-- Begin --
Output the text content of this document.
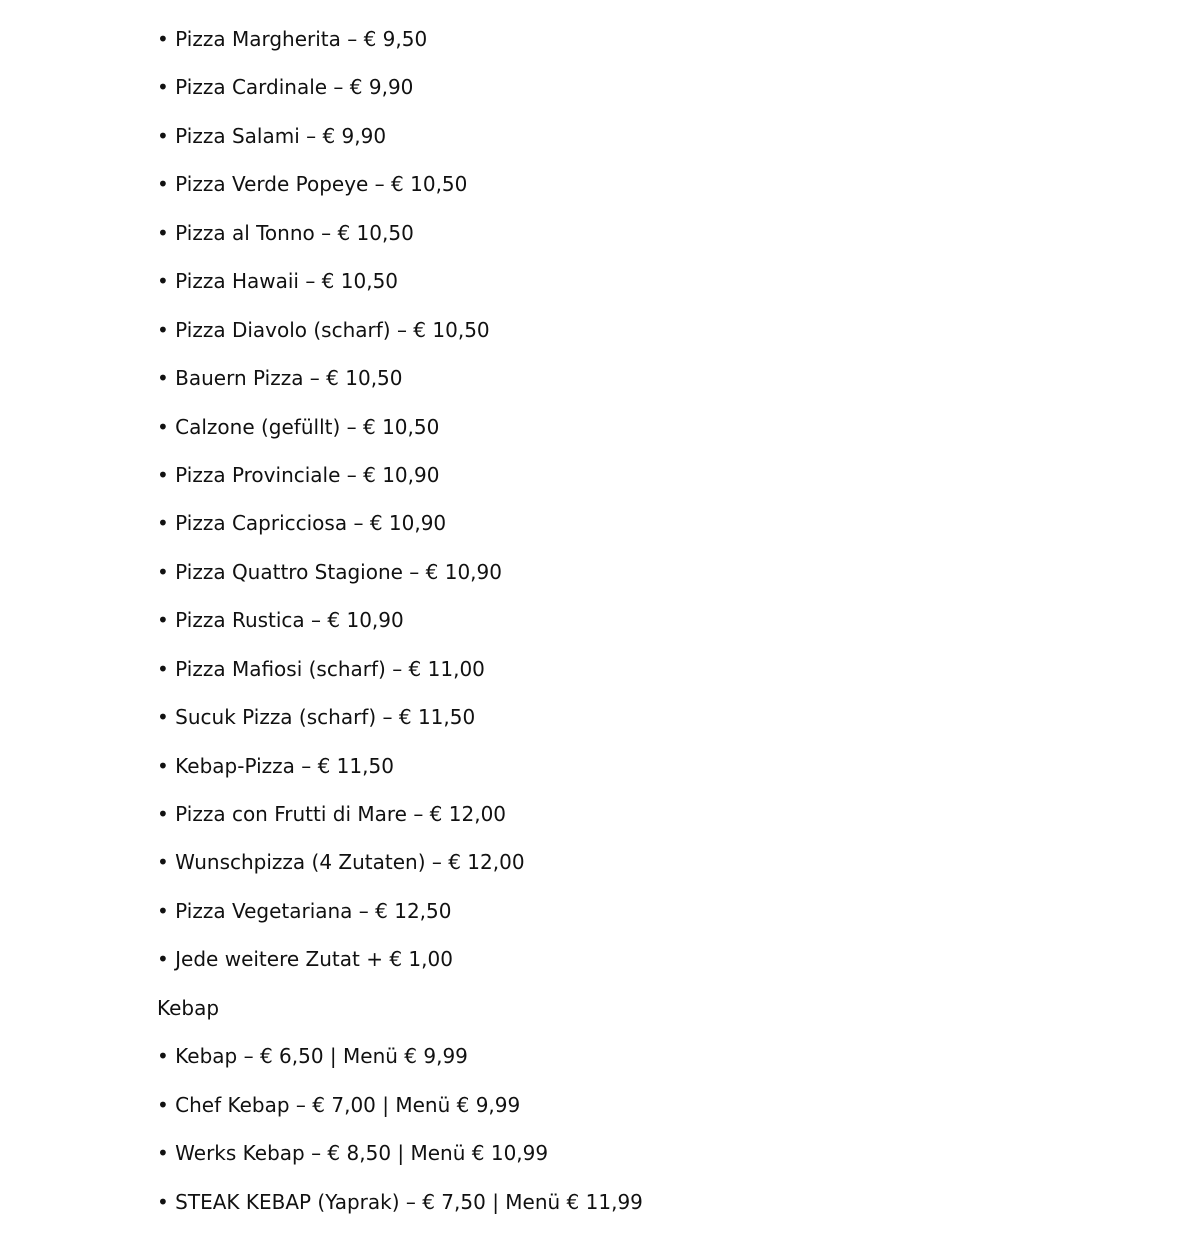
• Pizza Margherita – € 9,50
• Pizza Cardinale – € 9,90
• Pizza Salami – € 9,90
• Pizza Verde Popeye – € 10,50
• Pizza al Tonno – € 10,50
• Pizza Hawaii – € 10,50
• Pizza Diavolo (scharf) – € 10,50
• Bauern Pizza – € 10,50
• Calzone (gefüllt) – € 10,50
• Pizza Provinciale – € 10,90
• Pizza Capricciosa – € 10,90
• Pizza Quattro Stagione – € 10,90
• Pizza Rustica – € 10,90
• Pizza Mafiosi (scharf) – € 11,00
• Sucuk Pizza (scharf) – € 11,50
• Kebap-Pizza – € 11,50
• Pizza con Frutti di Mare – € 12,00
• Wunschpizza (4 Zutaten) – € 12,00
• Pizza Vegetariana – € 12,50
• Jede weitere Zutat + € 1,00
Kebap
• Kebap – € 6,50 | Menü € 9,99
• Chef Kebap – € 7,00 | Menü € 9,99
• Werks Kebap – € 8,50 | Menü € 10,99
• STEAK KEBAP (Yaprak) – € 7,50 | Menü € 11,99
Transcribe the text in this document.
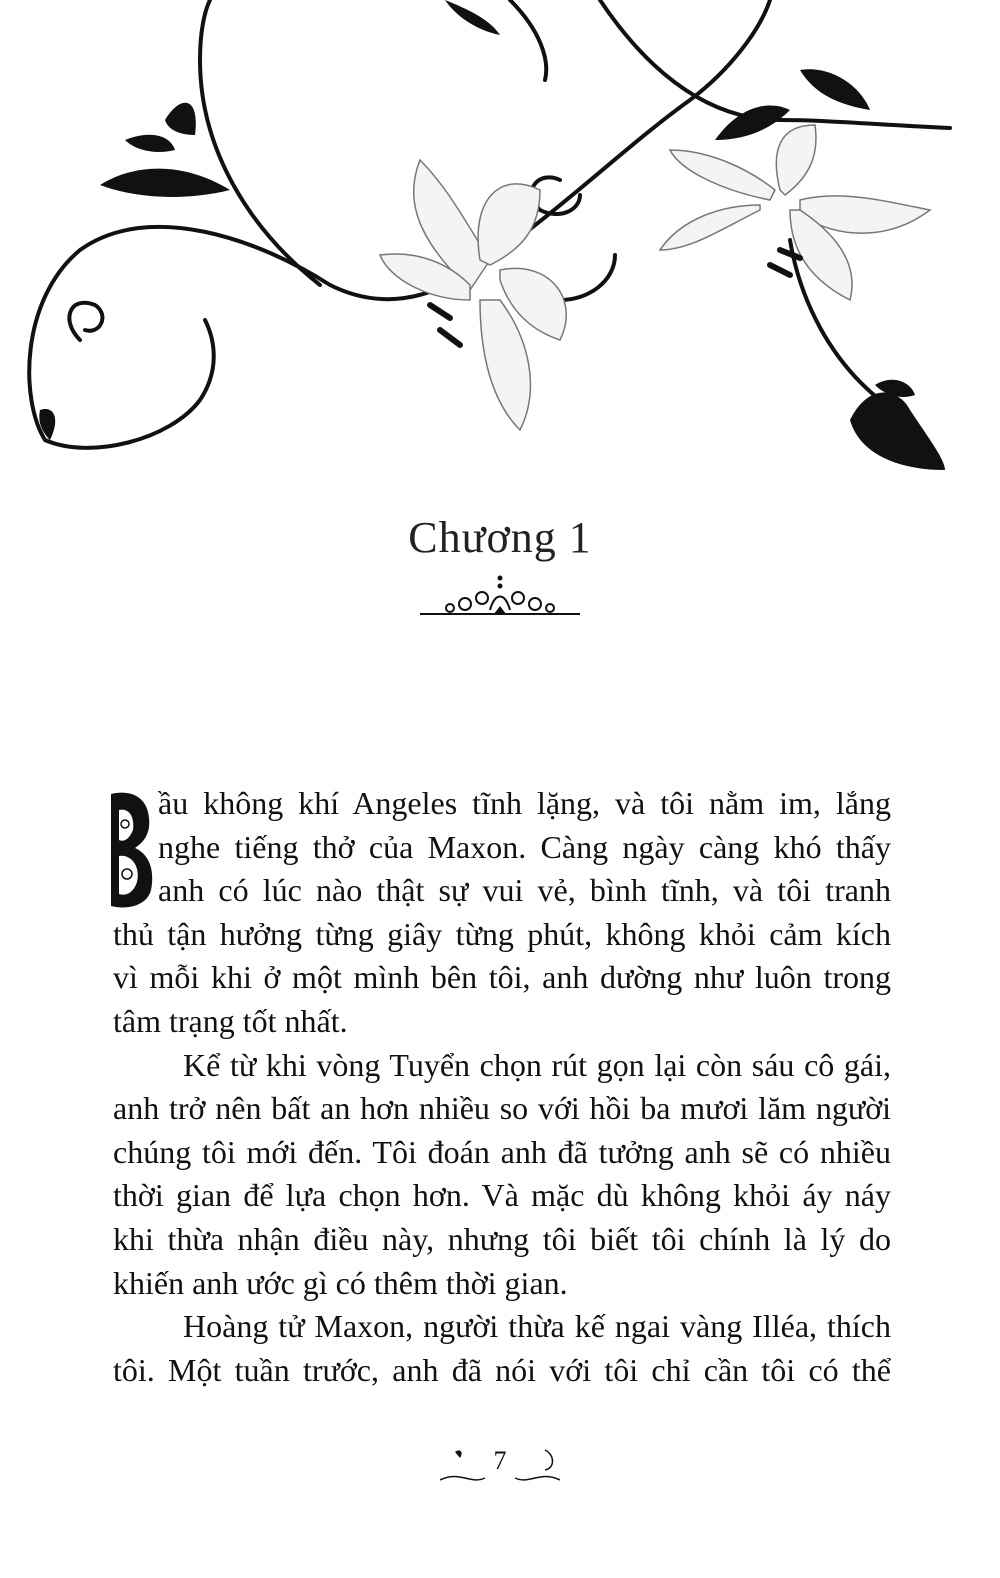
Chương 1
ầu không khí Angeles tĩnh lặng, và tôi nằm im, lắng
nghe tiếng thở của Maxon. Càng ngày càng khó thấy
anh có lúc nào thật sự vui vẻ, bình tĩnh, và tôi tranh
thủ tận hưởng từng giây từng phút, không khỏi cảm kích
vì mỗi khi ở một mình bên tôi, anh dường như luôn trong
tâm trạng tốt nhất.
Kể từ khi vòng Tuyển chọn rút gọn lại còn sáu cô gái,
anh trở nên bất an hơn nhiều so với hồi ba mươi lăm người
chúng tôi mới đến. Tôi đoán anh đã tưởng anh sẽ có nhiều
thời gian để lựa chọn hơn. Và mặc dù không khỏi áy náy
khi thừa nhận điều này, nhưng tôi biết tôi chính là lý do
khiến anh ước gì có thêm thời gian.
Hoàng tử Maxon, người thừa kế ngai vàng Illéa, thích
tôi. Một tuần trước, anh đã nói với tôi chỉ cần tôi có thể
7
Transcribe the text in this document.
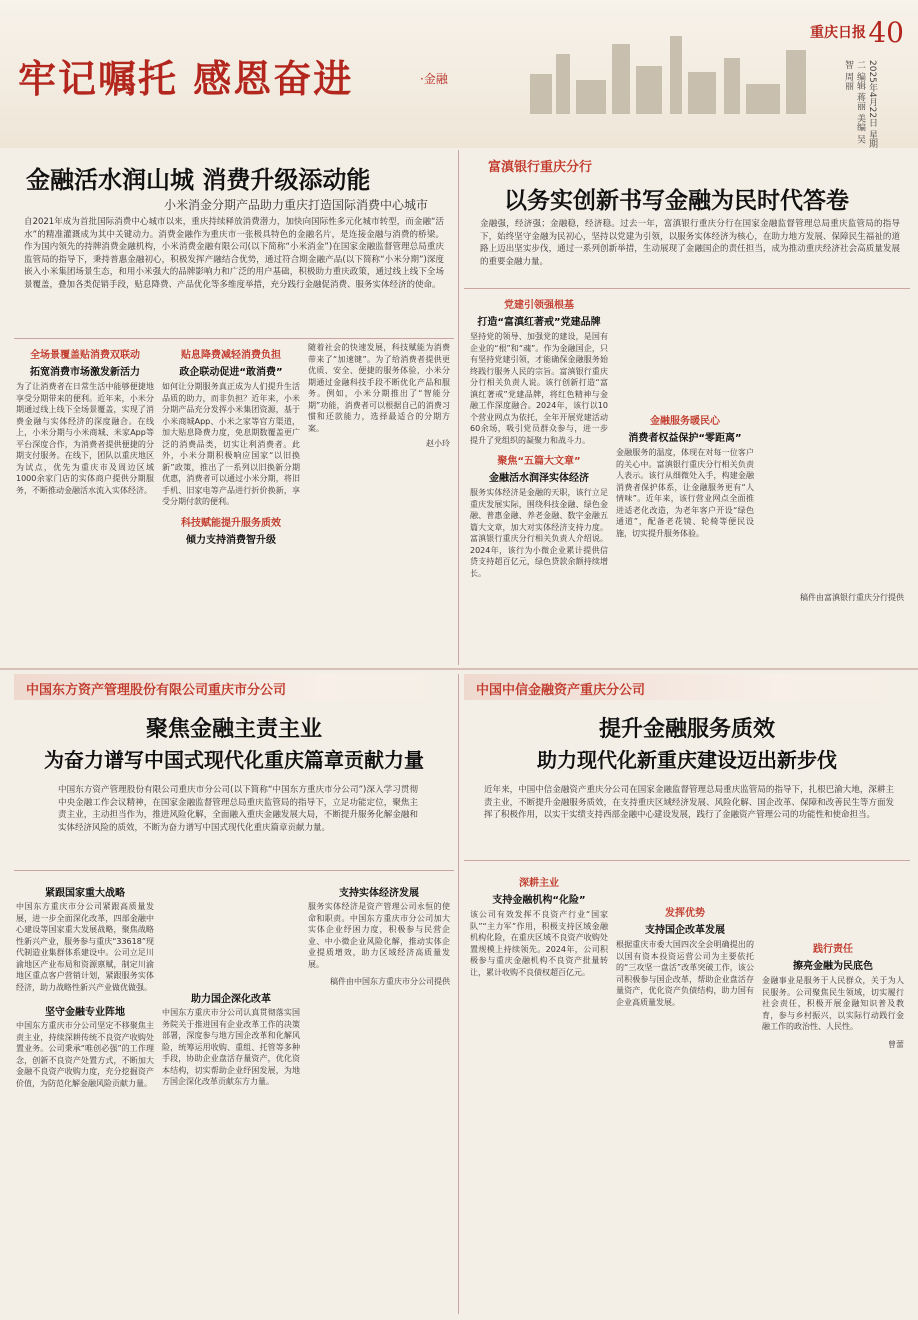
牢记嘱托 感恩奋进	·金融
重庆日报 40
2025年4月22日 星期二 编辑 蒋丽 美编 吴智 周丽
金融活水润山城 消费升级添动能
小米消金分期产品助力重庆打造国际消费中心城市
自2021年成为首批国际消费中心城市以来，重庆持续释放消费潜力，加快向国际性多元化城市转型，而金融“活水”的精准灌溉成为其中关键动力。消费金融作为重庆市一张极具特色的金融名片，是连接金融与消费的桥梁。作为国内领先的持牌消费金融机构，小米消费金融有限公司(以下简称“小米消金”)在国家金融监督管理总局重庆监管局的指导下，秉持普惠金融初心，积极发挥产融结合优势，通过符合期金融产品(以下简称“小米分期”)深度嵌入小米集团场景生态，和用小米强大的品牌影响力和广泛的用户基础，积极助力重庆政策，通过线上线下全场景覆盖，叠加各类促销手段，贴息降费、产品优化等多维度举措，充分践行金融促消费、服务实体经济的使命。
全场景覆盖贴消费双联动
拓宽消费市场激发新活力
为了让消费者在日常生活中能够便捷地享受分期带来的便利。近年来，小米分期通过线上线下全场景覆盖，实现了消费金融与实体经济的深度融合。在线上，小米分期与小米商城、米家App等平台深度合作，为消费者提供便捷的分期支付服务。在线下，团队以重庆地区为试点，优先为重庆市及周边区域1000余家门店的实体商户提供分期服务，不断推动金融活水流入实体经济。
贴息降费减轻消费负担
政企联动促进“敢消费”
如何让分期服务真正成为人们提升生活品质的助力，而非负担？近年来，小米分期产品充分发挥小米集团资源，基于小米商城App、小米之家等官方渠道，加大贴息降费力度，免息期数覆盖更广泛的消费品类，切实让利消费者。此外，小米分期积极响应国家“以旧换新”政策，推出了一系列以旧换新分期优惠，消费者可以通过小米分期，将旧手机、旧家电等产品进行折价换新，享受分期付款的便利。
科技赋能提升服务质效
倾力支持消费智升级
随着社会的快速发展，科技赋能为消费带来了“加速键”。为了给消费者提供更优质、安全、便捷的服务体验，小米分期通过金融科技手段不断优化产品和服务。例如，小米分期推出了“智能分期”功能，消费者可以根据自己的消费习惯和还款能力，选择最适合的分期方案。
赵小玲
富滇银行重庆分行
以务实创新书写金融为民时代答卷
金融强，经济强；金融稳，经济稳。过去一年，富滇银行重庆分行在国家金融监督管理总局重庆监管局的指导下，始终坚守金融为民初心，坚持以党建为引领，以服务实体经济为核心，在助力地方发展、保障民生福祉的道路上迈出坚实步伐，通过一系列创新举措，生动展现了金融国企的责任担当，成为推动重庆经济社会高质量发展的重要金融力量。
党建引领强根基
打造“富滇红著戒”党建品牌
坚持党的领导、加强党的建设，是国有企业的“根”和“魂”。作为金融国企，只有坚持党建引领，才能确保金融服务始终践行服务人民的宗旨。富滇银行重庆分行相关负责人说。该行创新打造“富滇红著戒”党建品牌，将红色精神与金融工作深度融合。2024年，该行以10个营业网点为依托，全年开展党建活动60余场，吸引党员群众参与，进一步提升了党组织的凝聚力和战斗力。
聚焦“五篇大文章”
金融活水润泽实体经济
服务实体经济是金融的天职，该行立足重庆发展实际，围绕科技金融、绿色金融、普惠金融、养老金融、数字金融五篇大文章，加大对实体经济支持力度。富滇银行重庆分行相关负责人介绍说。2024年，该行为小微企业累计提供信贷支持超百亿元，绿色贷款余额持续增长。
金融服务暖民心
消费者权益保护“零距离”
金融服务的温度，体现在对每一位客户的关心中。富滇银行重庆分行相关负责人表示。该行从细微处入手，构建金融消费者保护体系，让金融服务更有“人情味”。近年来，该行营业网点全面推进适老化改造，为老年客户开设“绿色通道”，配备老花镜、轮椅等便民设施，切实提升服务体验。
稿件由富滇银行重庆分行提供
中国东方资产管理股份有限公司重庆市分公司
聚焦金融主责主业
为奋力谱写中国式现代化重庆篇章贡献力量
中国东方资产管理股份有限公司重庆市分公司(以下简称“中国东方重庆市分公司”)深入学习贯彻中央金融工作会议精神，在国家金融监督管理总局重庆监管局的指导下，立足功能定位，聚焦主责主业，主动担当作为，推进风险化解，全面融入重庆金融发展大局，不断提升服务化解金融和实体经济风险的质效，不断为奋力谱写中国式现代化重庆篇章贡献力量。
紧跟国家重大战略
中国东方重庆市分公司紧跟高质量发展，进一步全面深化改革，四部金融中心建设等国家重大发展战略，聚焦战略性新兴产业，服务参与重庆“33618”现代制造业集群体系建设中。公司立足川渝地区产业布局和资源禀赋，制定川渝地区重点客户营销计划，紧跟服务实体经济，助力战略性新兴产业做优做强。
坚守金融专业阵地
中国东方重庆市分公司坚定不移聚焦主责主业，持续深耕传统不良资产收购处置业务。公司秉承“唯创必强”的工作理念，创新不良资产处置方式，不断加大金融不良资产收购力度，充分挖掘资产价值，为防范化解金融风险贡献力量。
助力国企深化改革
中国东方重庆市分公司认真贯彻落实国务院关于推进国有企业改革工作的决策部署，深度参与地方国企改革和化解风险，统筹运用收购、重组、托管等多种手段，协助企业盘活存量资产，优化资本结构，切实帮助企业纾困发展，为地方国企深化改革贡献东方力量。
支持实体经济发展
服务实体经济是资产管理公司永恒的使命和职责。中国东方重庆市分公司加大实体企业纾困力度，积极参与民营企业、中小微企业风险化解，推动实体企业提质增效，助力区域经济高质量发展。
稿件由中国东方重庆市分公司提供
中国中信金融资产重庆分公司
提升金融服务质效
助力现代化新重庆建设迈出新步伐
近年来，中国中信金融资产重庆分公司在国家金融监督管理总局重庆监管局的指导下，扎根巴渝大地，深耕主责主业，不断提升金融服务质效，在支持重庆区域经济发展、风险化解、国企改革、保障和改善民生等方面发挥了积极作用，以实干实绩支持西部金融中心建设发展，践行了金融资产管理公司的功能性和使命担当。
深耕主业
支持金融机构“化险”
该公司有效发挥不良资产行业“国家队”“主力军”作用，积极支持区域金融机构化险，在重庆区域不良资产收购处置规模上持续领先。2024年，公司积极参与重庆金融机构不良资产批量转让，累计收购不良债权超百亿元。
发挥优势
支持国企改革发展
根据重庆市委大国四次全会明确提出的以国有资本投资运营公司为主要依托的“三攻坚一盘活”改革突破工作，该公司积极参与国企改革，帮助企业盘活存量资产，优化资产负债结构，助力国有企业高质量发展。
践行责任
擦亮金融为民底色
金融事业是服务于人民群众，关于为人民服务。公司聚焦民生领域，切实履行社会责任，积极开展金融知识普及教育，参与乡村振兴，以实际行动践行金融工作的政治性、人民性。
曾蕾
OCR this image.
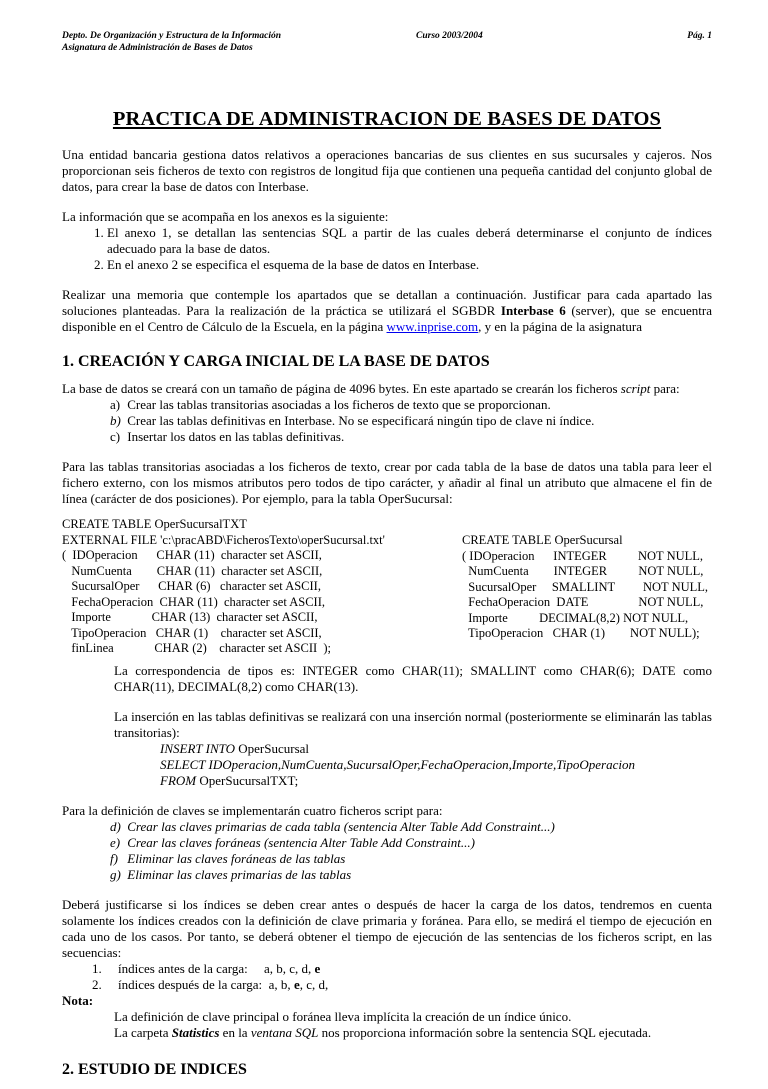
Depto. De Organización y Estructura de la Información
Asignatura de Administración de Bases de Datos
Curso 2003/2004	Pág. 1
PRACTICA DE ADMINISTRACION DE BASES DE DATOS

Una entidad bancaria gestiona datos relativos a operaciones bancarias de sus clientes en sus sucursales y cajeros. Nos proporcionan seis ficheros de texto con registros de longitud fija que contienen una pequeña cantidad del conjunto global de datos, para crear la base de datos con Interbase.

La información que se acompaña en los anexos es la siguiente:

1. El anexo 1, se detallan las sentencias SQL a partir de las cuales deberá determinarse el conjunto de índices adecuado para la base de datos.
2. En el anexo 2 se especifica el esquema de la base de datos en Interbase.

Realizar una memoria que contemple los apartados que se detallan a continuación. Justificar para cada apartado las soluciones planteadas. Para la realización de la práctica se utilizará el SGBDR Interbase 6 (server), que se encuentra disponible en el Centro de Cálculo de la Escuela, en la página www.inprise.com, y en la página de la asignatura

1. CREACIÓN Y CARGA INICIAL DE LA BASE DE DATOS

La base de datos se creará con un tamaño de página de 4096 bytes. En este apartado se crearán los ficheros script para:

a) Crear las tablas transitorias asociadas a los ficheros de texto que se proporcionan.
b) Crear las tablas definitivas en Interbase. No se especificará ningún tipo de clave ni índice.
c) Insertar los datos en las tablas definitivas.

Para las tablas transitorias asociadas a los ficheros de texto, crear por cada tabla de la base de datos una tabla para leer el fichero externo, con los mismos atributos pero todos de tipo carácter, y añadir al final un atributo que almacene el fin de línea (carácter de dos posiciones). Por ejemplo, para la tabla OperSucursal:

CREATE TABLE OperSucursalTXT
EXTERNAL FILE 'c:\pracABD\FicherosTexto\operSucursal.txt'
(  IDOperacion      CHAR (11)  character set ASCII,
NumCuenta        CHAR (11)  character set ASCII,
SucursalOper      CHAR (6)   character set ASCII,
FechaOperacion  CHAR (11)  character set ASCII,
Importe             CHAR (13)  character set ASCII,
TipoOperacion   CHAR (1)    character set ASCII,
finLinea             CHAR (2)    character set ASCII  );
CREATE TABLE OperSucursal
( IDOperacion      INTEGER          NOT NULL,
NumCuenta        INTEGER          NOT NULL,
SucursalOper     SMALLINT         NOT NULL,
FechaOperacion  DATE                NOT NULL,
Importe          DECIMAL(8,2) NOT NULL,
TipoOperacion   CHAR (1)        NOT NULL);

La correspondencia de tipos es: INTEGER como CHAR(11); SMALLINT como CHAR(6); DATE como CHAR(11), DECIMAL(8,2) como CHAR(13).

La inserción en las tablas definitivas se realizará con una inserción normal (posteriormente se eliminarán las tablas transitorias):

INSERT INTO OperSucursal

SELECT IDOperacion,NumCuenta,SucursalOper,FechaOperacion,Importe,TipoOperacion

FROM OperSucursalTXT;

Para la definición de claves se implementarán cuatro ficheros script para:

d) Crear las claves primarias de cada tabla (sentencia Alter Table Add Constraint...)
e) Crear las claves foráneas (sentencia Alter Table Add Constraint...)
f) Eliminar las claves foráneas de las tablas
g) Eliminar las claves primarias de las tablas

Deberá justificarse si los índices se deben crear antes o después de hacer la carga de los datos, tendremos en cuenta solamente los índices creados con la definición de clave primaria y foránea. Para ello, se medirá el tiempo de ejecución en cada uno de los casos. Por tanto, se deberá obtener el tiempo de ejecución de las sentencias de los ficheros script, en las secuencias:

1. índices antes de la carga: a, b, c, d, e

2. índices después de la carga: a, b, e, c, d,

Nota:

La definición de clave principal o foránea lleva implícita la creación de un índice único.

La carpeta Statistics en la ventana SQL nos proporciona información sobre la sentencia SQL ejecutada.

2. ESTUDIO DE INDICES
-- End --
Gather each line in the data that holds the string "sentencias".

*SOLUTION:*
1. El anexo 1, se detallan las sentencias SQL a partir de las cuales deberá determinarse el conjunto de índices adecuado para la base de datos.
Deberá justificarse si los índices se deben crear antes o después de hacer la carga de los datos, tendremos en cuenta solamente los índices creados con la definición de clave primaria y foránea. Para ello, se medirá el tiempo de ejecución en cada uno de los casos. Por tanto, se deberá obtener el tiempo de ejecución de las sentencias de los ficheros script, en las secuencias:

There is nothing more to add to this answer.